Exercise instructions:
List all lines of the data containing the word "BUSINESS".

(Extracted records)

%%

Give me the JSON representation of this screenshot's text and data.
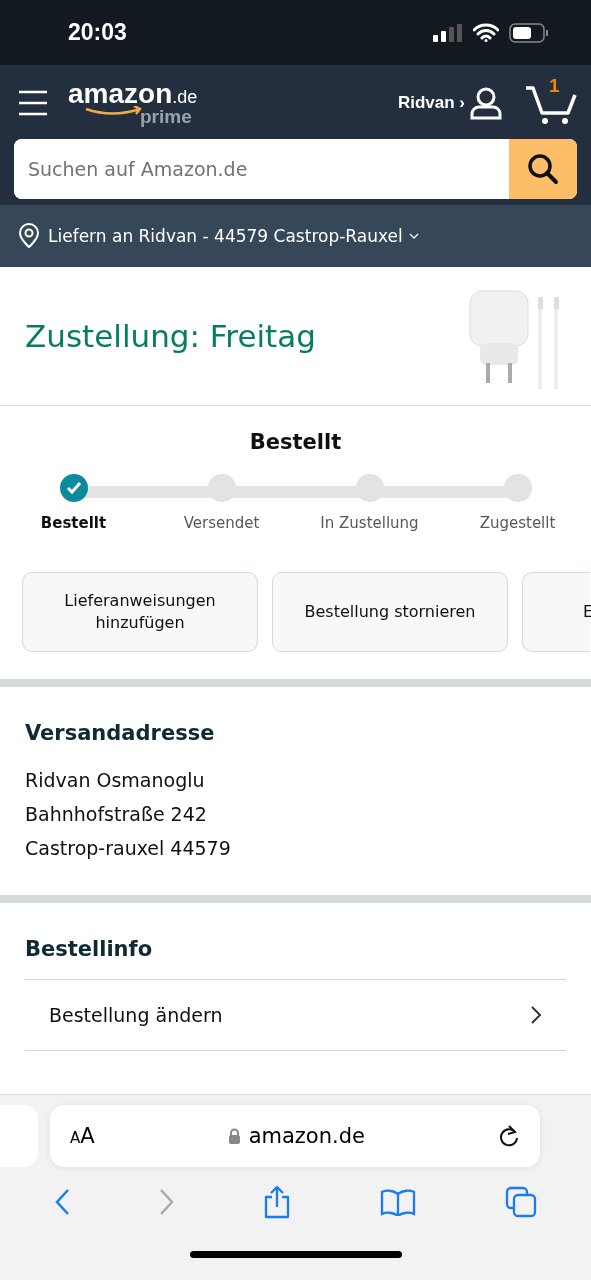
{
  "status_bar": {
    "time": "20:03"
  },
  "header": {
    "logo": "amazon",
    "logo_suffix": ".de",
    "logo_sub": "prime",
    "account": "Ridvan ›",
    "cart_count": "1"
  },
  "search": {
    "placeholder": "Suchen auf Amazon.de"
  },
  "location": {
    "text": "Liefern an Ridvan - 44579 Castrop-Rauxel"
  },
  "delivery": {
    "title": "Zustellung: Freitag"
  },
  "tracker": {
    "title": "Bestellt",
    "steps": [
      {
        "label": "Bestellt",
        "completed": true
      },
      {
        "label": "Versendet",
        "completed": false
      },
      {
        "label": "In Zustellung",
        "completed": false
      },
      {
        "label": "Zugestellt",
        "completed": false
      }
    ]
  },
  "actions": [
    "Lieferanweisungen hinzufügen",
    "Bestellung stornieren",
    "E"
  ],
  "address": {
    "title": "Versandadresse",
    "lines": [
      "Ridvan Osmanoglu",
      "Bahnhofstraße 242",
      "Castrop-rauxel 44579"
    ]
  },
  "order_info": {
    "title": "Bestellinfo",
    "rows": [
      "Bestellung ändern"
    ]
  },
  "browser": {
    "text_size": "AA",
    "url": "amazon.de",
    "back_disabled": false,
    "forward_disabled": true
  }
}
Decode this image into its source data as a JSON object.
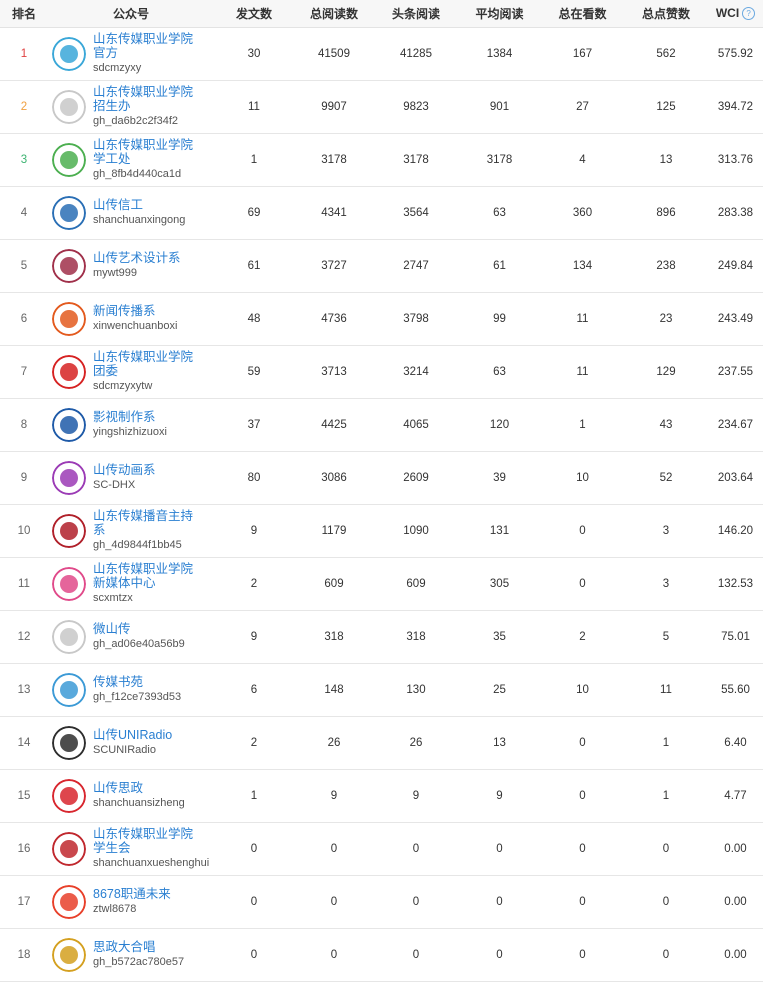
{
  "headers": {
    "rank": "排名",
    "account": "公众号",
    "posts": "发文数",
    "total_reads": "总阅读数",
    "headline_reads": "头条阅读",
    "avg_reads": "平均阅读",
    "total_watching": "总在看数",
    "total_likes": "总点赞数",
    "wci": "WCI",
    "wci_help_icon": "question-circle-icon"
  },
  "rows": [
    {
      "rank": "1",
      "name": "山东传媒职业学院官方",
      "id": "sdcmzyxy",
      "posts": "30",
      "total_reads": "41509",
      "headline_reads": "41285",
      "avg_reads": "1384",
      "watching": "167",
      "likes": "562",
      "wci": "575.92",
      "logo_color": "#3aa7d8"
    },
    {
      "rank": "2",
      "name": "山东传媒职业学院招生办",
      "id": "gh_da6b2c2f34f2",
      "posts": "11",
      "total_reads": "9907",
      "headline_reads": "9823",
      "avg_reads": "901",
      "watching": "27",
      "likes": "125",
      "wci": "394.72",
      "logo_color": "#c8c8c8"
    },
    {
      "rank": "3",
      "name": "山东传媒职业学院学工处",
      "id": "gh_8fb4d440ca1d",
      "posts": "1",
      "total_reads": "3178",
      "headline_reads": "3178",
      "avg_reads": "3178",
      "watching": "4",
      "likes": "13",
      "wci": "313.76",
      "logo_color": "#4caf50"
    },
    {
      "rank": "4",
      "name": "山传信工",
      "id": "shanchuanxingong",
      "posts": "69",
      "total_reads": "4341",
      "headline_reads": "3564",
      "avg_reads": "63",
      "watching": "360",
      "likes": "896",
      "wci": "283.38",
      "logo_color": "#2a6fb5"
    },
    {
      "rank": "5",
      "name": "山传艺术设计系",
      "id": "mywt999",
      "posts": "61",
      "total_reads": "3727",
      "headline_reads": "2747",
      "avg_reads": "61",
      "watching": "134",
      "likes": "238",
      "wci": "249.84",
      "logo_color": "#a0304a"
    },
    {
      "rank": "6",
      "name": "新闻传播系",
      "id": "xinwenchuanboxi",
      "posts": "48",
      "total_reads": "4736",
      "headline_reads": "3798",
      "avg_reads": "99",
      "watching": "11",
      "likes": "23",
      "wci": "243.49",
      "logo_color": "#e35a1e"
    },
    {
      "rank": "7",
      "name": "山东传媒职业学院团委",
      "id": "sdcmzyxytw",
      "posts": "59",
      "total_reads": "3713",
      "headline_reads": "3214",
      "avg_reads": "63",
      "watching": "11",
      "likes": "129",
      "wci": "237.55",
      "logo_color": "#d62222"
    },
    {
      "rank": "8",
      "name": "影视制作系",
      "id": "yingshizhizuoxi",
      "posts": "37",
      "total_reads": "4425",
      "headline_reads": "4065",
      "avg_reads": "120",
      "watching": "1",
      "likes": "43",
      "wci": "234.67",
      "logo_color": "#1e5aa8"
    },
    {
      "rank": "9",
      "name": "山传动画系",
      "id": "SC-DHX",
      "posts": "80",
      "total_reads": "3086",
      "headline_reads": "2609",
      "avg_reads": "39",
      "watching": "10",
      "likes": "52",
      "wci": "203.64",
      "logo_color": "#9b3bb5"
    },
    {
      "rank": "10",
      "name": "山东传媒播音主持系",
      "id": "gh_4d9844f1bb45",
      "posts": "9",
      "total_reads": "1179",
      "headline_reads": "1090",
      "avg_reads": "131",
      "watching": "0",
      "likes": "3",
      "wci": "146.20",
      "logo_color": "#b0202a"
    },
    {
      "rank": "11",
      "name": "山东传媒职业学院新媒体中心",
      "id": "scxmtzx",
      "posts": "2",
      "total_reads": "609",
      "headline_reads": "609",
      "avg_reads": "305",
      "watching": "0",
      "likes": "3",
      "wci": "132.53",
      "logo_color": "#e04a8a"
    },
    {
      "rank": "12",
      "name": "微山传",
      "id": "gh_ad06e40a56b9",
      "posts": "9",
      "total_reads": "318",
      "headline_reads": "318",
      "avg_reads": "35",
      "watching": "2",
      "likes": "5",
      "wci": "75.01",
      "logo_color": "#c8c8c8"
    },
    {
      "rank": "13",
      "name": "传媒书苑",
      "id": "gh_f12ce7393d53",
      "posts": "6",
      "total_reads": "148",
      "headline_reads": "130",
      "avg_reads": "25",
      "watching": "10",
      "likes": "11",
      "wci": "55.60",
      "logo_color": "#3c9ad6"
    },
    {
      "rank": "14",
      "name": "山传UNIRadio",
      "id": "SCUNIRadio",
      "posts": "2",
      "total_reads": "26",
      "headline_reads": "26",
      "avg_reads": "13",
      "watching": "0",
      "likes": "1",
      "wci": "6.40",
      "logo_color": "#2e2e2e"
    },
    {
      "rank": "15",
      "name": "山传思政",
      "id": "shanchuansizheng",
      "posts": "1",
      "total_reads": "9",
      "headline_reads": "9",
      "avg_reads": "9",
      "watching": "0",
      "likes": "1",
      "wci": "4.77",
      "logo_color": "#d8262e"
    },
    {
      "rank": "16",
      "name": "山东传媒职业学院学生会",
      "id": "shanchuanxueshenghui",
      "posts": "0",
      "total_reads": "0",
      "headline_reads": "0",
      "avg_reads": "0",
      "watching": "0",
      "likes": "0",
      "wci": "0.00",
      "logo_color": "#c0282e"
    },
    {
      "rank": "17",
      "name": "8678职通未来",
      "id": "ztwl8678",
      "posts": "0",
      "total_reads": "0",
      "headline_reads": "0",
      "avg_reads": "0",
      "watching": "0",
      "likes": "0",
      "wci": "0.00",
      "logo_color": "#e8402a"
    },
    {
      "rank": "18",
      "name": "思政大合唱",
      "id": "gh_b572ac780e57",
      "posts": "0",
      "total_reads": "0",
      "headline_reads": "0",
      "avg_reads": "0",
      "watching": "0",
      "likes": "0",
      "wci": "0.00",
      "logo_color": "#d4a020"
    }
  ]
}
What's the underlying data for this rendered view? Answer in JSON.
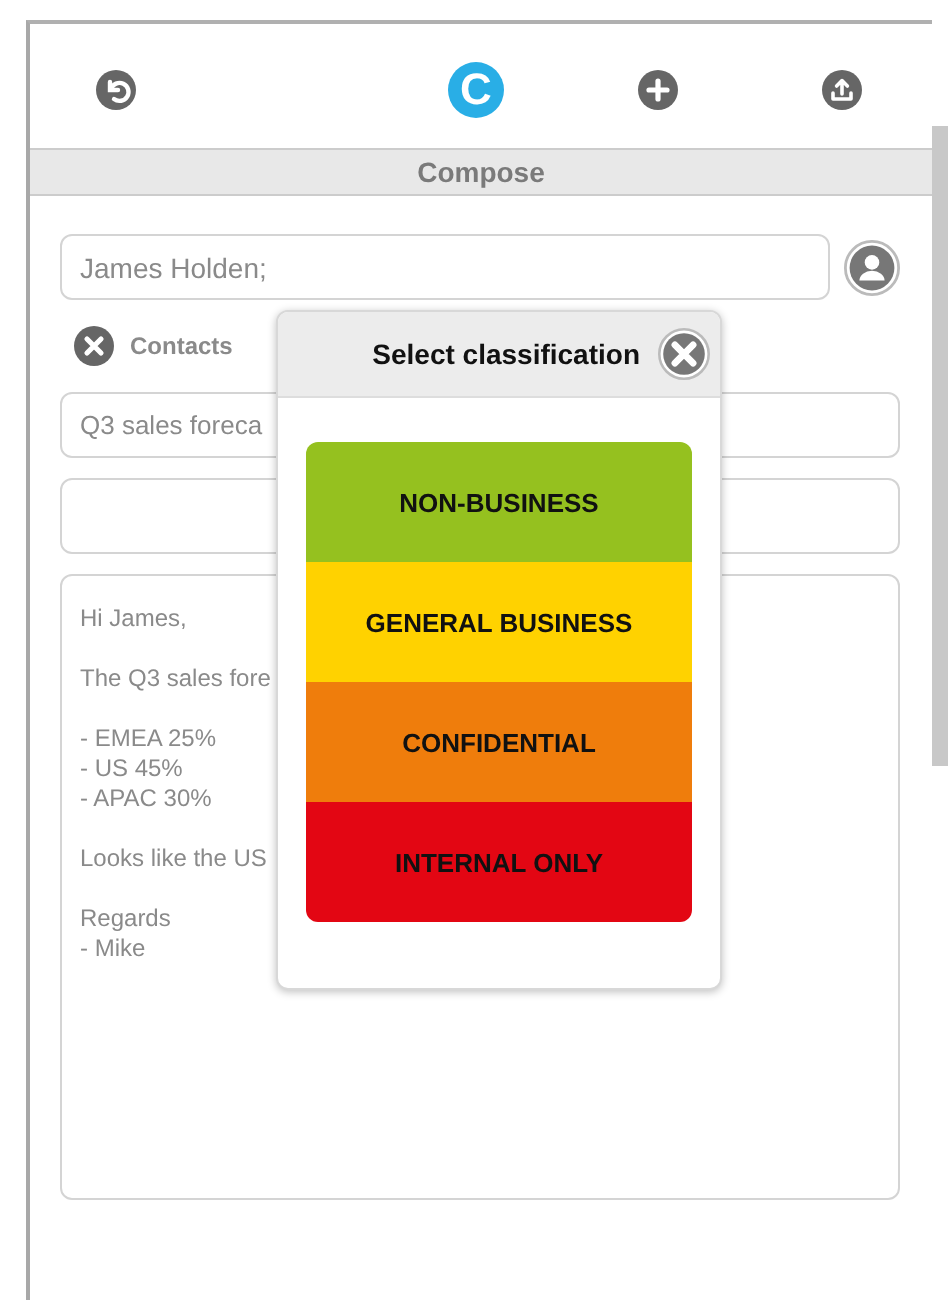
{
  "toolbar": {
    "logo": "C"
  },
  "header": {
    "title": "Compose"
  },
  "to_field": {
    "value": "James Holden;"
  },
  "contacts": {
    "label": "Contacts"
  },
  "subject_field": {
    "value": "Q3 sales foreca"
  },
  "body": {
    "paragraphs": [
      [
        "Hi James,"
      ],
      [
        "The Q3 sales fore"
      ],
      [
        "- EMEA 25%",
        "- US 45%",
        "- APAC 30%"
      ],
      [
        "Looks like the US"
      ],
      [
        "Regards",
        "- Mike"
      ]
    ]
  },
  "dialog": {
    "title": "Select classification",
    "options": [
      {
        "label": "NON-BUSINESS",
        "color": "#95c11f"
      },
      {
        "label": "GENERAL BUSINESS",
        "color": "#ffd200"
      },
      {
        "label": "CONFIDENTIAL",
        "color": "#ef7d0c"
      },
      {
        "label": "INTERNAL ONLY",
        "color": "#e30613"
      }
    ]
  }
}
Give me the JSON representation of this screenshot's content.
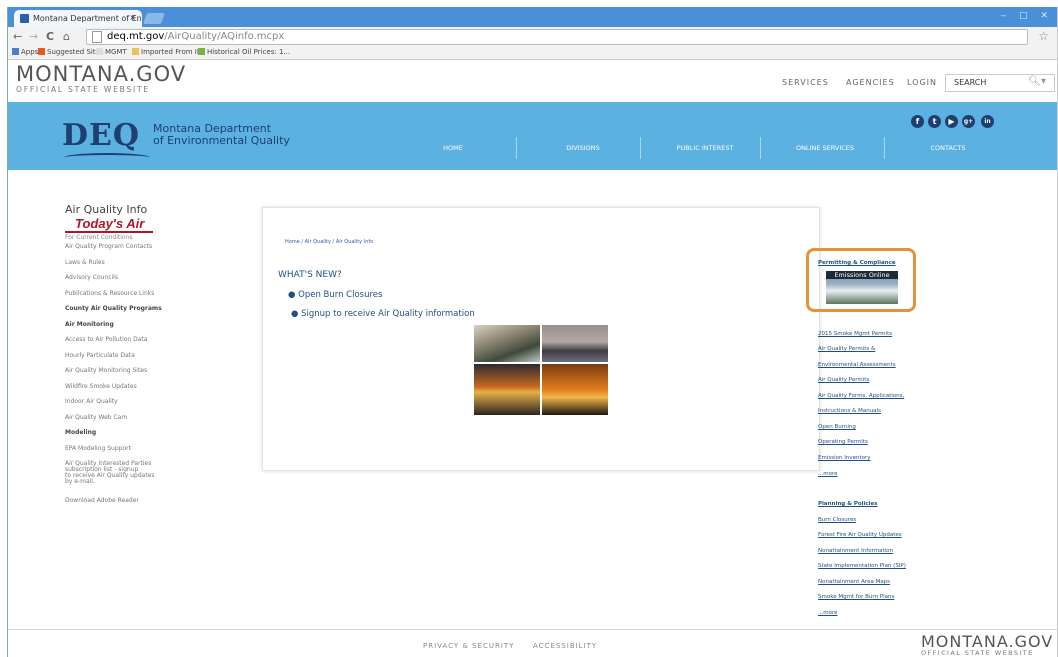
{
  "browser": {
    "tab_title": "Montana Department of En",
    "tab_close": "×",
    "window_controls": "‒ □ ✕",
    "url_domain": "deq.mt.gov",
    "url_path": "/AirQuality/AQinfo.mcpx",
    "bookmarks": [
      "Apps",
      "Suggested Sites",
      "MGMT",
      "Imported From IE",
      "Historical Oil Prices: 1..."
    ],
    "nav": {
      "back": "←",
      "forward": "→",
      "reload": "C",
      "home": "⌂"
    },
    "star": "☆"
  },
  "site": {
    "logo_big": "MONTANA.GOV",
    "logo_small": "OFFICIAL STATE WEBSITE",
    "top_nav": [
      "SERVICES",
      "AGENCIES",
      "LOGIN"
    ],
    "search_label": "SEARCH",
    "search_icon": "🔍︎▾"
  },
  "banner": {
    "deq": "DEQ",
    "dept_line1": "Montana Department",
    "dept_line2": "of Environmental Quality",
    "nav": [
      "HOME",
      "DIVISIONS",
      "PUBLIC INTEREST",
      "ONLINE SERVICES",
      "CONTACTS"
    ],
    "social": [
      "f",
      "t",
      "▶",
      "g+",
      "in"
    ],
    "social_icons": [
      "facebook-icon",
      "twitter-icon",
      "youtube-icon",
      "google-plus-icon",
      "linkedin-icon"
    ]
  },
  "leftnav": {
    "title": "Air Quality Info",
    "todays_air": "Today's Air",
    "todays_sub": "For Current Conditions",
    "items": [
      {
        "label": "Air Quality Program Contacts",
        "bold": false
      },
      {
        "label": "Laws & Rules",
        "bold": false
      },
      {
        "label": "Advisory Councils",
        "bold": false
      },
      {
        "label": "Publications & Resource Links",
        "bold": false
      },
      {
        "label": "County Air Quality Programs",
        "bold": true
      },
      {
        "label": "Air Monitoring",
        "bold": true
      },
      {
        "label": "Access to Air Pollution Data",
        "bold": false
      },
      {
        "label": "Hourly Particulate Data",
        "bold": false
      },
      {
        "label": "Air Quality Monitoring Sites",
        "bold": false
      },
      {
        "label": "Wildfire Smoke Updates",
        "bold": false
      },
      {
        "label": "Indoor Air Quality",
        "bold": false
      },
      {
        "label": "Air Quality Web Cam",
        "bold": false
      },
      {
        "label": "Modeling",
        "bold": true
      },
      {
        "label": "EPA Modeling Support",
        "bold": false
      }
    ],
    "subscribe": [
      "Air Quality Interested Parties",
      "subscription list - signup",
      "to receive Air Quality updates",
      "by e-mail."
    ],
    "download": "Download Adobe Reader"
  },
  "main": {
    "breadcrumb": "Home / Air Quality / Air Quality Info",
    "whats_new": "WHAT'S NEW?",
    "bullets": [
      "Open Burn Closures",
      "Signup to receive Air Quality information"
    ]
  },
  "rightcol": {
    "permitting_head": "Permitting & Compliance",
    "emissions_label": "Emissions Online",
    "permit_links": [
      "2015 Smoke Mgmt Permits",
      "Air Quality Permits &",
      "Environmental Assessments",
      "Air Quality Permits",
      "Air Quality Forms, Applications,",
      "Instructions & Manuals",
      "Open Burning",
      "Operating Permits",
      "Emission Inventory",
      "...more"
    ],
    "planning_head": "Planning & Policies",
    "planning_links": [
      "Burn Closures",
      "Forest Fire Air Quality Updates",
      "Nonattainment Information",
      "State Implementation Plan (SIP)",
      "Nonattainment Area Maps",
      "Smoke Mgmt for Burn Plans",
      "...more"
    ]
  },
  "footer": {
    "links": [
      "PRIVACY & SECURITY",
      "ACCESSIBILITY"
    ],
    "logo_big": "MONTANA.GOV",
    "logo_small": "OFFICIAL STATE WEBSITE"
  },
  "colors": {
    "banner": "#5bb1e0",
    "deq_navy": "#1e3f70",
    "highlight_orange": "#e6923a",
    "todays_air_red": "#b0162a"
  }
}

%%

Task solution:
        "label": "NON-BUSINESS",
        "label": "GENERAL BUSINESS",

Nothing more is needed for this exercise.